**Extracted records**

** BEGIN **

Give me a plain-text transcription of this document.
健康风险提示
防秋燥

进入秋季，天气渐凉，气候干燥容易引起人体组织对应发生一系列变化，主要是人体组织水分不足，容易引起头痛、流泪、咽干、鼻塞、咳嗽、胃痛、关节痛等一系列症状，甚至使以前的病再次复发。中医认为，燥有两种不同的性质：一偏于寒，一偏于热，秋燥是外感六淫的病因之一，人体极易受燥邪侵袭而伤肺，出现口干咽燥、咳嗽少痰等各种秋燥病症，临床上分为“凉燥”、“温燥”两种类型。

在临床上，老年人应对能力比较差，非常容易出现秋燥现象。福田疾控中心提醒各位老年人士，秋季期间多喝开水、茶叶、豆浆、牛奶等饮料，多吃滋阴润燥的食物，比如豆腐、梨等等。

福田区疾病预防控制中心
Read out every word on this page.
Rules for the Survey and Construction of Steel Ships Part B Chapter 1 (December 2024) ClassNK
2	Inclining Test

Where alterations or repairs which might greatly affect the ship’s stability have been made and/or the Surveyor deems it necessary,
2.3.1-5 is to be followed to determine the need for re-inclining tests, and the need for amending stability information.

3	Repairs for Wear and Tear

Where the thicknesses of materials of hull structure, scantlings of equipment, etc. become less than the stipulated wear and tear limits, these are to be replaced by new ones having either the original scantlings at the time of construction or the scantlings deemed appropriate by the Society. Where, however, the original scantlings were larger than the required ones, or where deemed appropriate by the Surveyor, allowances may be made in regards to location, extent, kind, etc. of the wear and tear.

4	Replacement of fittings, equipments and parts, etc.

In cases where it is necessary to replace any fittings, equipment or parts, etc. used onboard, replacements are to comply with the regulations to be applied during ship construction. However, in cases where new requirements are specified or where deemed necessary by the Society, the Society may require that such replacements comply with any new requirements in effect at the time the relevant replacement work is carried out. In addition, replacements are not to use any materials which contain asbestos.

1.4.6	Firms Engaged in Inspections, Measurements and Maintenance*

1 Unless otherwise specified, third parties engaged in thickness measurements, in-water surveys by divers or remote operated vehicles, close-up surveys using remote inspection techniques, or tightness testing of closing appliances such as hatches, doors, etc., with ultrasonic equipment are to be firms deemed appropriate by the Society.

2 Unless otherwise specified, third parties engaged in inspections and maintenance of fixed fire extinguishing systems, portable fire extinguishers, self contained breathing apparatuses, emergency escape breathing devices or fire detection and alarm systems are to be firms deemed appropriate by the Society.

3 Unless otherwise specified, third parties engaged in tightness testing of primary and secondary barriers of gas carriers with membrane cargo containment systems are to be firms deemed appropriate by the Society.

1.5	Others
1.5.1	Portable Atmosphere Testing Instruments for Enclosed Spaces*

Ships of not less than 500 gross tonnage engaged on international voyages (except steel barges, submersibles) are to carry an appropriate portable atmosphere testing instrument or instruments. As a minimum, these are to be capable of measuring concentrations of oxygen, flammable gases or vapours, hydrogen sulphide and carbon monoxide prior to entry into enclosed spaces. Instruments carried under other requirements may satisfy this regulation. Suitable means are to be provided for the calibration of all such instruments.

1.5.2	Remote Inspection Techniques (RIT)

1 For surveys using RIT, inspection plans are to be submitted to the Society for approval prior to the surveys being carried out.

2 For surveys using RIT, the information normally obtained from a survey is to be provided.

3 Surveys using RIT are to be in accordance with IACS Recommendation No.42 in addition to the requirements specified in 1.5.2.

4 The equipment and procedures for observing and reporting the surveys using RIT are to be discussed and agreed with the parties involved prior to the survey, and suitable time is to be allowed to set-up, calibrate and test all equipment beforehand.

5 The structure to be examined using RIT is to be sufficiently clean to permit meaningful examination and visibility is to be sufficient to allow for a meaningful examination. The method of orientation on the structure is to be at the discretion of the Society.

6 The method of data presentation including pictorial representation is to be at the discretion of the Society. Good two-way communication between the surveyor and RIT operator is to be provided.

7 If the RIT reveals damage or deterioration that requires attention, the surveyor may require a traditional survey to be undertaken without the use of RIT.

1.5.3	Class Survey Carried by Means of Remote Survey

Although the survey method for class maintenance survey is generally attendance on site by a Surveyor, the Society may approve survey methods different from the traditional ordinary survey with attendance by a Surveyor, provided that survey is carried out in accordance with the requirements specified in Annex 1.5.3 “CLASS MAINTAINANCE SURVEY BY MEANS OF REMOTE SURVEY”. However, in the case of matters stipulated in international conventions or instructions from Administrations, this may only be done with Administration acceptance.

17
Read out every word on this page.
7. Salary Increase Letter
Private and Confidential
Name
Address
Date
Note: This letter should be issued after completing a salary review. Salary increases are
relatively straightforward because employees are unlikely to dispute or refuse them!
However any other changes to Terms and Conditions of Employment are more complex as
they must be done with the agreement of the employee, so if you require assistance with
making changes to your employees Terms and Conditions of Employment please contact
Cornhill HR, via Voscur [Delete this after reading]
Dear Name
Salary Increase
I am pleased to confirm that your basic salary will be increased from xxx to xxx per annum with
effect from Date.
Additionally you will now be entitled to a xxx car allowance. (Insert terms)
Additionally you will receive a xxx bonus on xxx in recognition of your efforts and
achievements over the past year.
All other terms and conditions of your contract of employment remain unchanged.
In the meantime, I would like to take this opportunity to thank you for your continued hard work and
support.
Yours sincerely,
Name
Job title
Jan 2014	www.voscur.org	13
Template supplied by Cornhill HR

** END **

**What is needed**
How many lines of the listing above include the word "effect"? Reply with the number alone.

**Answer for this exercise**
2